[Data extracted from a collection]
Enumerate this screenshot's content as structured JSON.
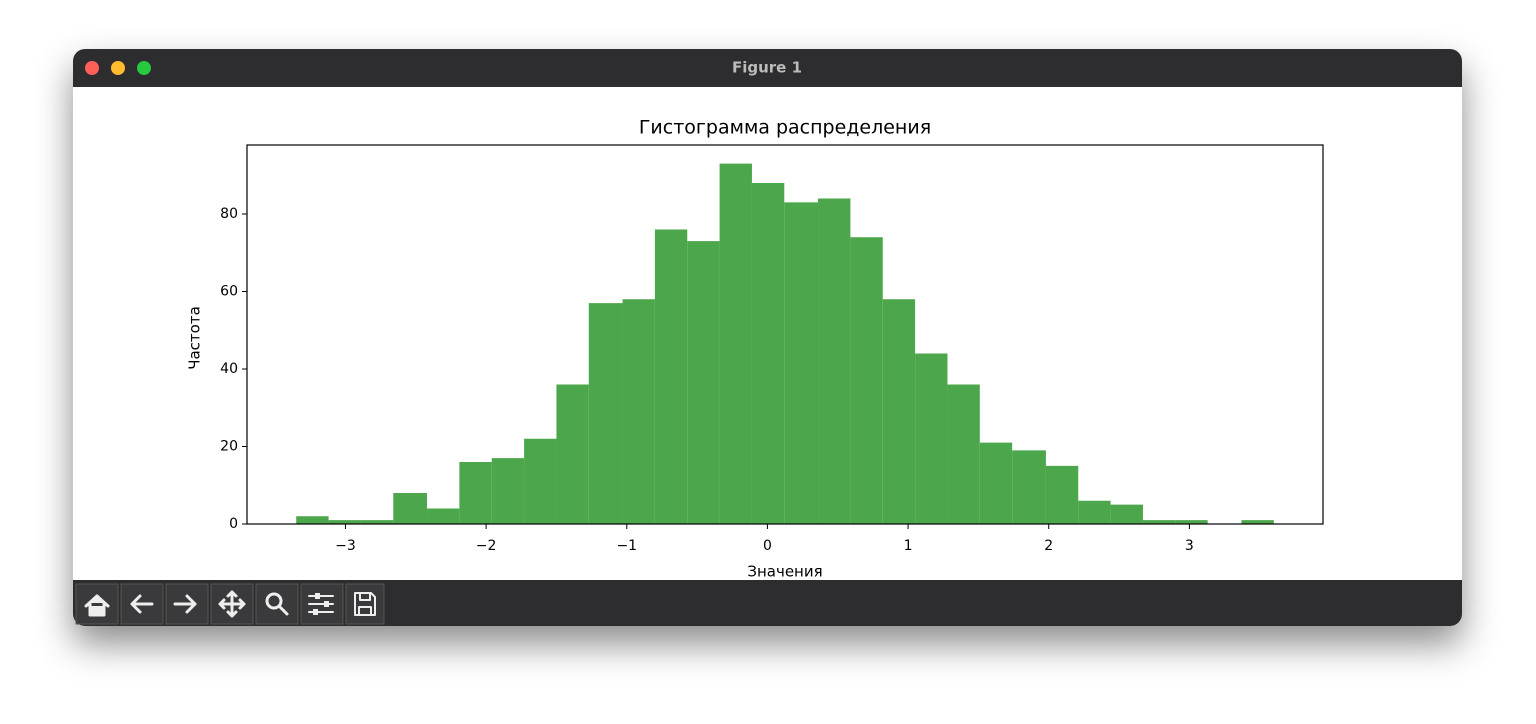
{
  "window_title": "Figure 1",
  "chart_data": {
    "type": "histogram",
    "title": "Гистограмма распределения",
    "x_label": "Значения",
    "y_label": "Частота",
    "bins": [
      -3.35,
      -3.12,
      -2.89,
      -2.66,
      -2.42,
      -2.19,
      -1.96,
      -1.73,
      -1.5,
      -1.27,
      -1.03,
      -0.8,
      -0.57,
      -0.34,
      -0.11,
      0.12,
      0.36,
      0.59,
      0.82,
      1.05,
      1.28,
      1.51,
      1.74,
      1.98,
      2.21,
      2.44,
      2.67,
      2.9,
      3.13,
      3.37,
      3.6
    ],
    "values": [
      2,
      1,
      1,
      8,
      4,
      16,
      17,
      22,
      36,
      57,
      58,
      76,
      73,
      93,
      88,
      83,
      84,
      74,
      58,
      44,
      36,
      21,
      19,
      15,
      6,
      5,
      1,
      1,
      0,
      1
    ],
    "color": "#4ca64c",
    "xlim": [
      -3.7,
      3.95
    ],
    "xticks": [
      {
        "value": -3,
        "label": "−3"
      },
      {
        "value": -2,
        "label": "−2"
      },
      {
        "value": -1,
        "label": "−1"
      },
      0,
      1,
      2,
      3
    ],
    "ylim": [
      0,
      97.8
    ],
    "yticks": [
      0,
      20,
      40,
      60,
      80
    ],
    "grid": false
  }
}
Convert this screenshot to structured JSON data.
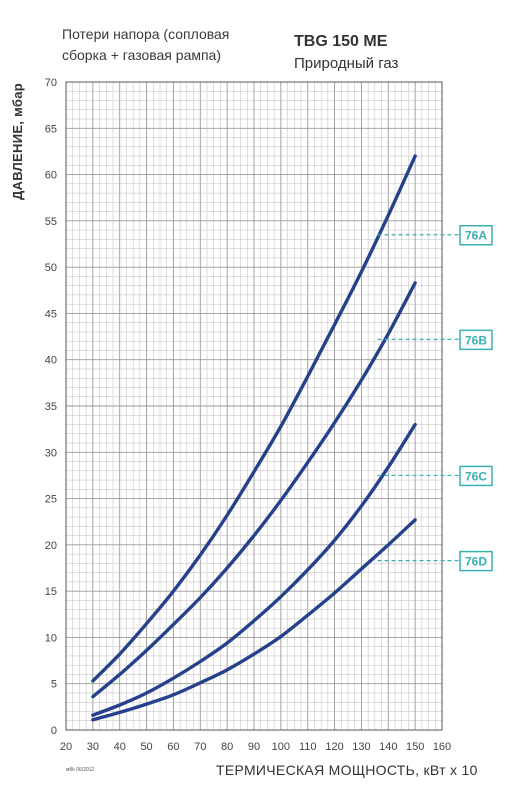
{
  "header": {
    "note": "Потери напора (сопловая сборка + газовая рампа)",
    "model": "TBG 150 ME",
    "gas": "Природный газ"
  },
  "footnote": "мбk 06/2012",
  "chart_data": {
    "type": "line",
    "ylabel": "ДАВЛЕНИЕ, мбар",
    "xlabel": "ТЕРМИЧЕСКАЯ МОЩНОСТЬ, кВт х 10",
    "xlim": [
      20,
      160
    ],
    "ylim": [
      0,
      70
    ],
    "x_ticks": [
      20,
      30,
      40,
      50,
      60,
      70,
      80,
      90,
      100,
      110,
      120,
      130,
      140,
      150,
      160
    ],
    "y_ticks": [
      0,
      5,
      10,
      15,
      20,
      25,
      30,
      35,
      40,
      45,
      50,
      55,
      60,
      65,
      70
    ],
    "grid": true,
    "line_color": "#26418c",
    "label_color": "#3ab0b0",
    "series": [
      {
        "name": "76A",
        "x": [
          30,
          40,
          50,
          60,
          70,
          80,
          90,
          100,
          110,
          120,
          130,
          140,
          150
        ],
        "values": [
          5.3,
          8.2,
          11.5,
          15.0,
          18.9,
          23.2,
          27.9,
          32.8,
          38.2,
          43.8,
          49.5,
          55.6,
          62.0
        ],
        "label_y": 53.5
      },
      {
        "name": "76B",
        "x": [
          30,
          40,
          50,
          60,
          70,
          80,
          90,
          100,
          110,
          120,
          130,
          140,
          150
        ],
        "values": [
          3.6,
          6.0,
          8.6,
          11.4,
          14.3,
          17.5,
          21.0,
          24.8,
          28.9,
          33.2,
          37.8,
          42.8,
          48.3
        ],
        "label_y": 42.2
      },
      {
        "name": "76C",
        "x": [
          30,
          40,
          50,
          60,
          70,
          80,
          90,
          100,
          110,
          120,
          130,
          140,
          150
        ],
        "values": [
          1.6,
          2.7,
          4.0,
          5.6,
          7.4,
          9.4,
          11.8,
          14.4,
          17.3,
          20.5,
          24.2,
          28.4,
          33.0
        ],
        "label_y": 27.5
      },
      {
        "name": "76D",
        "x": [
          30,
          40,
          50,
          60,
          70,
          80,
          90,
          100,
          110,
          120,
          130,
          140,
          150
        ],
        "values": [
          1.1,
          1.9,
          2.8,
          3.8,
          5.1,
          6.5,
          8.2,
          10.1,
          12.4,
          14.8,
          17.4,
          20.0,
          22.7
        ],
        "label_y": 18.3
      }
    ]
  }
}
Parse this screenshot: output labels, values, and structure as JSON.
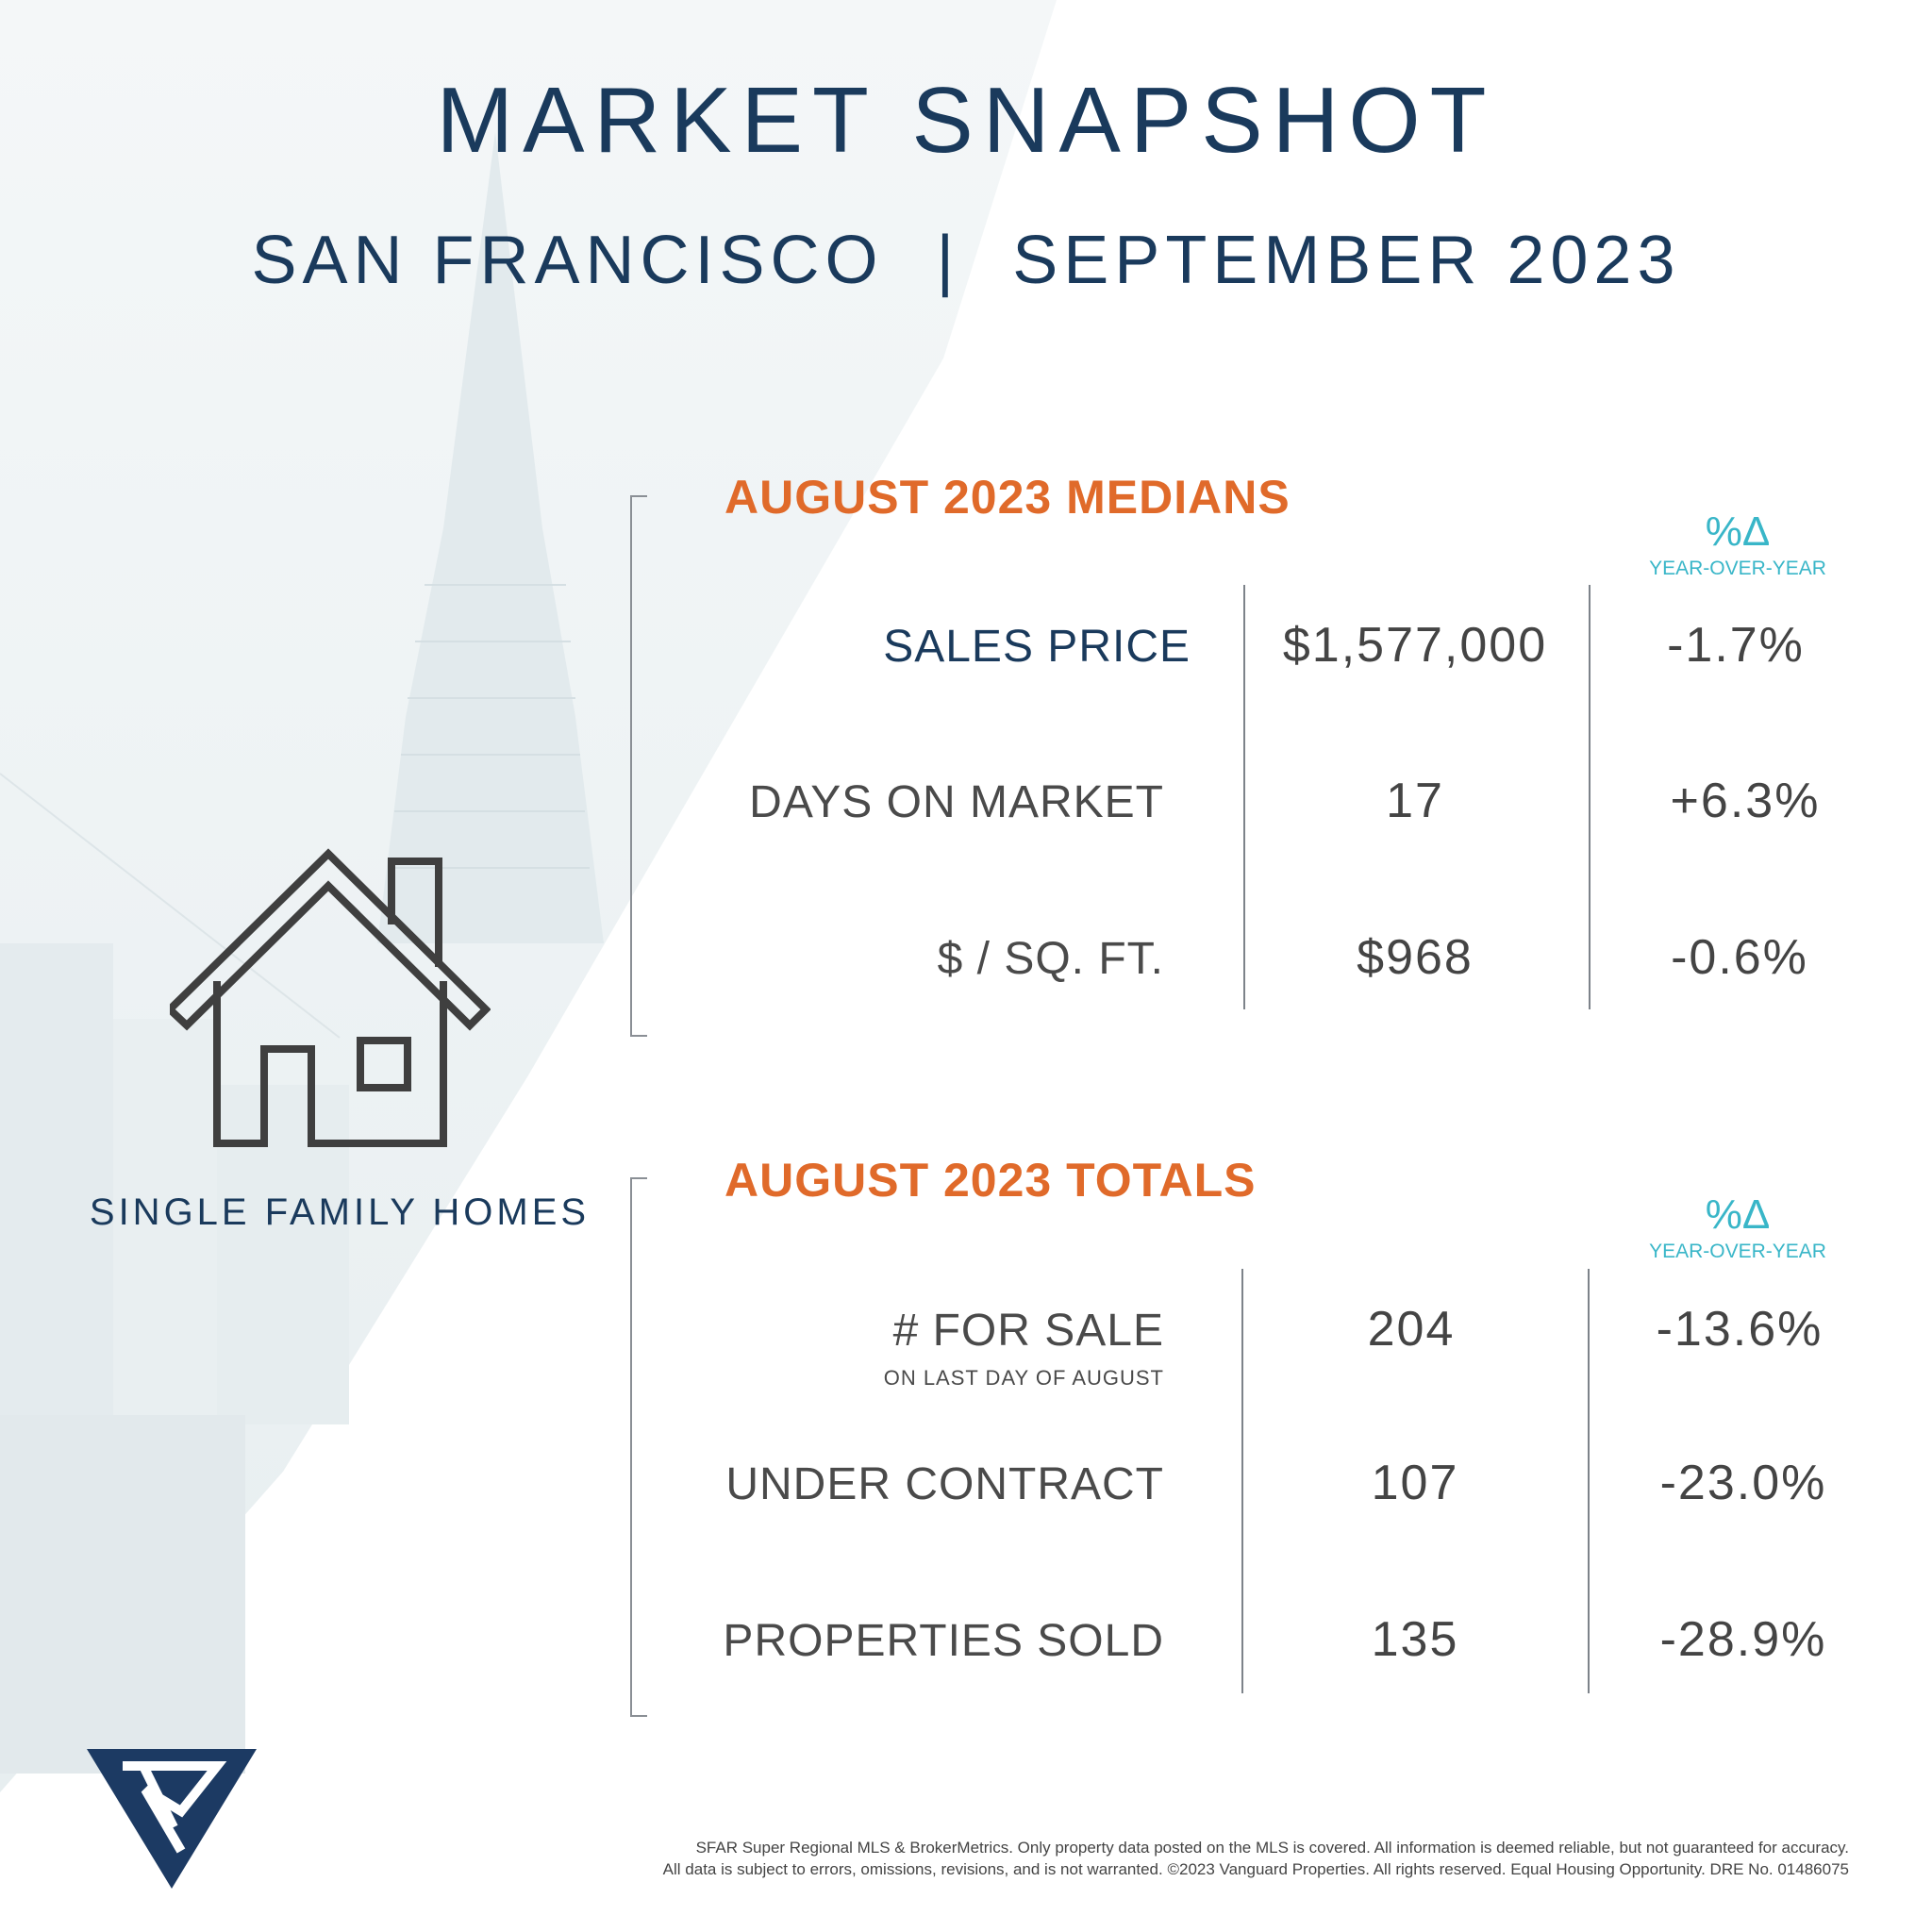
{
  "header": {
    "title": "MARKET SNAPSHOT",
    "location": "SAN FRANCISCO",
    "separator": "|",
    "period": "SEPTEMBER 2023"
  },
  "property_type": {
    "label": "SINGLE FAMILY HOMES",
    "icon": "house-icon"
  },
  "medians": {
    "heading": "AUGUST 2023 MEDIANS",
    "change_symbol": "%Δ",
    "change_caption": "YEAR-OVER-YEAR",
    "rows": [
      {
        "label": "SALES PRICE",
        "value": "$1,577,000",
        "change": "-1.7%"
      },
      {
        "label": "DAYS ON MARKET",
        "value": "17",
        "change": "+6.3%"
      },
      {
        "label": "$ / SQ. FT.",
        "value": "$968",
        "change": "-0.6%"
      }
    ]
  },
  "totals": {
    "heading": "AUGUST 2023 TOTALS",
    "change_symbol": "%Δ",
    "change_caption": "YEAR-OVER-YEAR",
    "rows": [
      {
        "label": "# FOR SALE",
        "sublabel": "ON LAST DAY OF AUGUST",
        "value": "204",
        "change": "-13.6%"
      },
      {
        "label": "UNDER CONTRACT",
        "value": "107",
        "change": "-23.0%"
      },
      {
        "label": "PROPERTIES SOLD",
        "value": "135",
        "change": "-28.9%"
      }
    ]
  },
  "footer": {
    "line1": "SFAR Super Regional MLS & BrokerMetrics. Only property data posted on the MLS is covered. All information is deemed reliable, but not guaranteed for accuracy.",
    "line2": "All data is subject to errors, omissions, revisions, and is not warranted. ©2023 Vanguard Properties. All rights reserved. Equal Housing Opportunity. DRE No. 01486075"
  },
  "colors": {
    "navy": "#1a3a5c",
    "orange": "#e06a2a",
    "teal": "#39b6c8",
    "gray_text": "#444444"
  },
  "logo": {
    "icon": "vanguard-logo"
  }
}
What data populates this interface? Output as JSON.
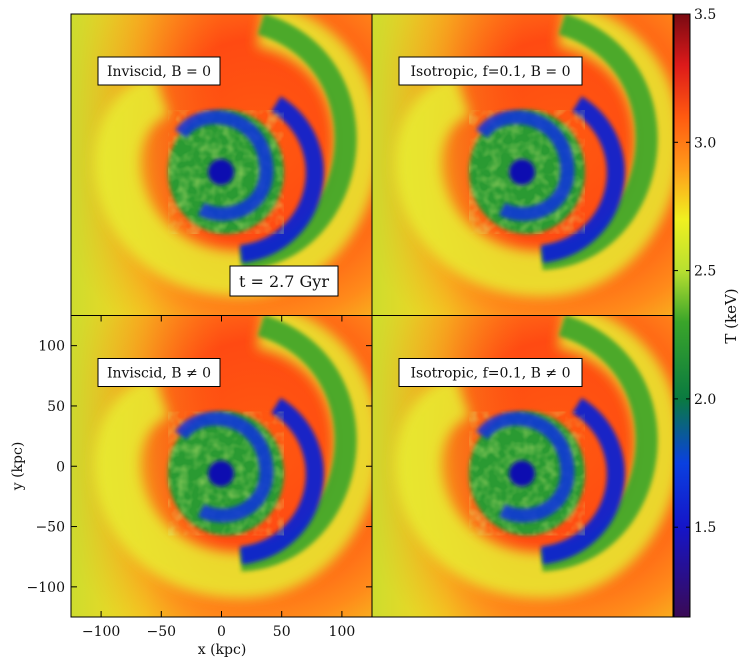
{
  "chart_data": {
    "type": "heatmap",
    "title": "",
    "layout": "2x2 grid of temperature maps with shared colorbar",
    "panels": [
      {
        "label": "Inviscid, B = 0",
        "row": 0,
        "col": 0
      },
      {
        "label": "Isotropic, f=0.1, B = 0",
        "row": 0,
        "col": 1
      },
      {
        "label": "Inviscid, B ≠ 0",
        "row": 1,
        "col": 0
      },
      {
        "label": "Isotropic, f=0.1, B ≠ 0",
        "row": 1,
        "col": 1
      }
    ],
    "annotation": "t = 2.7 Gyr",
    "xlabel": "x  (kpc)",
    "ylabel": "y  (kpc)",
    "xlim": [
      -125,
      125
    ],
    "ylim": [
      -125,
      125
    ],
    "xticks": [
      -100,
      -50,
      0,
      50,
      100
    ],
    "yticks": [
      -100,
      -50,
      0,
      50,
      100
    ],
    "colorbar": {
      "label": "T (keV)",
      "range": [
        1.15,
        3.5
      ],
      "ticks": [
        1.5,
        2.0,
        2.5,
        3.0,
        3.5
      ],
      "colormap_stops": [
        {
          "value": 1.15,
          "color": "#3a0a55"
        },
        {
          "value": 1.5,
          "color": "#1515c8"
        },
        {
          "value": 1.75,
          "color": "#0a40e0"
        },
        {
          "value": 2.0,
          "color": "#0a7a40"
        },
        {
          "value": 2.3,
          "color": "#3aa52a"
        },
        {
          "value": 2.5,
          "color": "#b8e030"
        },
        {
          "value": 2.7,
          "color": "#f0f020"
        },
        {
          "value": 2.9,
          "color": "#ff9a1a"
        },
        {
          "value": 3.1,
          "color": "#ff5a10"
        },
        {
          "value": 3.3,
          "color": "#dd1a1a"
        },
        {
          "value": 3.5,
          "color": "#7a0a12"
        }
      ]
    }
  }
}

## YOUR GOAL
From the data above, show each line that contains "grid".

## EXPECTED OUTPUT
    "grid": false
    "grid": true,
    "layout": "2x2 grid of temperature maps with shared colorbar",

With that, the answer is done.